▶ Extrait à lire:
En ce qui touche la sculpture, il faut rendre pleine justice à l’aristocratie anglaise : elle supplée autant qu’il est en elle les encouragemens publics dont cette forme de l’art ne saurait se passer, elle paie généreusement les travaux accomplis dans cette voie difficile ; mais elle a beau faire, elle a beau prodiguer les guinées, elle ne réussit pas à changer la nature des choses. Malgré sa générosité bien connue, la sculpture en Angleterre demeure fort au-dessous de la peinture. Pourquoi les compatriotes de Shakespeare comprennent-ils la couleur beaucoup mieux que la forme ? Je n’essaierai pas de l’expliquer : je me borne à constater un fait qui frappe tous les yeux.

▶ Informations extraites:
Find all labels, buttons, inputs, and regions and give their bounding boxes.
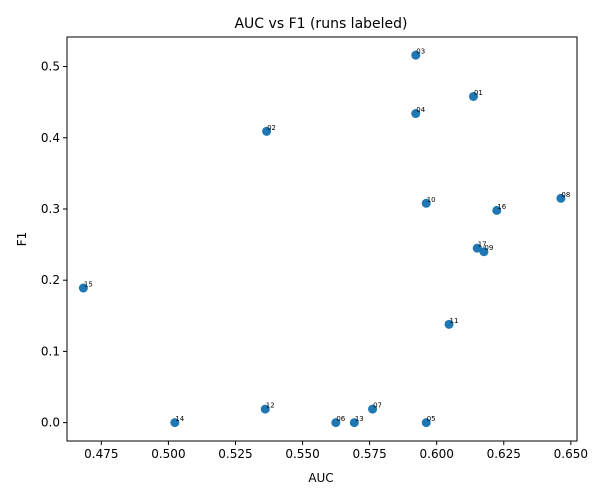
chart-title: AUC vs F1 (runs labeled) — [234, 16, 407, 32]
data-point-label: 01 — [474, 89, 483, 97]
data-point-label: 06 — [336, 415, 345, 423]
data-points: 01 02 03 04 05 06 07 08 09 10 11 12 13 14 15 16 17 — [78, 48, 570, 428]
data-point — [331, 418, 341, 428]
data-point-label: 04 — [416, 106, 425, 114]
y-tick-label: 0.0 — [41, 416, 60, 430]
data-point-label: 17 — [478, 241, 487, 249]
data-point-label: 02 — [267, 124, 276, 132]
x-axis-label: AUC — [308, 471, 333, 485]
data-point — [421, 418, 431, 428]
data-point — [78, 283, 88, 293]
data-point-label: 16 — [497, 203, 506, 211]
x-tick-label: 0.500 — [151, 447, 185, 461]
data-point — [368, 404, 378, 414]
x-tick-label: 0.475 — [84, 447, 118, 461]
x-tick-label: 0.525 — [218, 447, 252, 461]
data-point-label: 07 — [373, 402, 382, 410]
x-tick-label: 0.625 — [487, 447, 521, 461]
y-tick-label: 0.3 — [41, 202, 60, 216]
data-point — [170, 418, 180, 428]
data-point — [472, 243, 482, 253]
x-tick-label: 0.575 — [352, 447, 386, 461]
y-tick-label: 0.1 — [41, 344, 60, 358]
data-point — [556, 193, 566, 203]
data-point-label: 05 — [427, 415, 436, 423]
data-point — [411, 109, 421, 119]
y-tick-label: 0.5 — [41, 60, 60, 74]
data-point-label: 09 — [484, 244, 493, 252]
data-point — [479, 247, 489, 257]
data-point — [260, 404, 270, 414]
x-tick-label: 0.600 — [420, 447, 454, 461]
data-point-label: 13 — [355, 415, 364, 423]
data-point — [349, 418, 359, 428]
data-point-label: 10 — [427, 196, 436, 204]
data-point — [468, 91, 478, 101]
x-tick-label: 0.650 — [554, 447, 588, 461]
y-axis: 0.0 0.1 0.2 0.3 0.4 0.5 — [41, 60, 67, 430]
y-tick-label: 0.4 — [41, 131, 60, 145]
data-point-label: 11 — [450, 317, 459, 325]
data-point-label: 03 — [416, 48, 425, 56]
data-point — [421, 198, 431, 208]
data-point — [444, 319, 454, 329]
data-point — [492, 205, 502, 215]
x-axis: 0.475 0.500 0.525 0.550 0.575 0.600 0.625 0.650 — [84, 441, 588, 461]
y-tick-label: 0.2 — [41, 273, 60, 287]
data-point-label: 12 — [266, 402, 275, 410]
data-point-label: 08 — [561, 191, 570, 199]
y-axis-label: F1 — [15, 232, 29, 247]
data-point — [411, 50, 421, 60]
data-point-label: 14 — [175, 415, 184, 423]
data-point-label: 15 — [84, 281, 93, 289]
plot-frame — [66, 36, 578, 442]
data-point — [262, 126, 272, 136]
x-tick-label: 0.550 — [285, 447, 319, 461]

▶ Détails du problème:
Répondez brièvement à ces questions sur le passage consacré à la sculpture en Angleterre.
1. Qui paie généreusement les travaux accomplis en sculpture ?
2. Au-dessous de quel art la sculpture en Angleterre demeure-t-elle ?
3. Qu'est-ce que les compatriotes de Shakespeare comprennent beaucoup mieux que la forme ?

▶ Réponse à l'exercice:
1. L'aristocratie anglaise.
2. La peinture.
3. La couleur.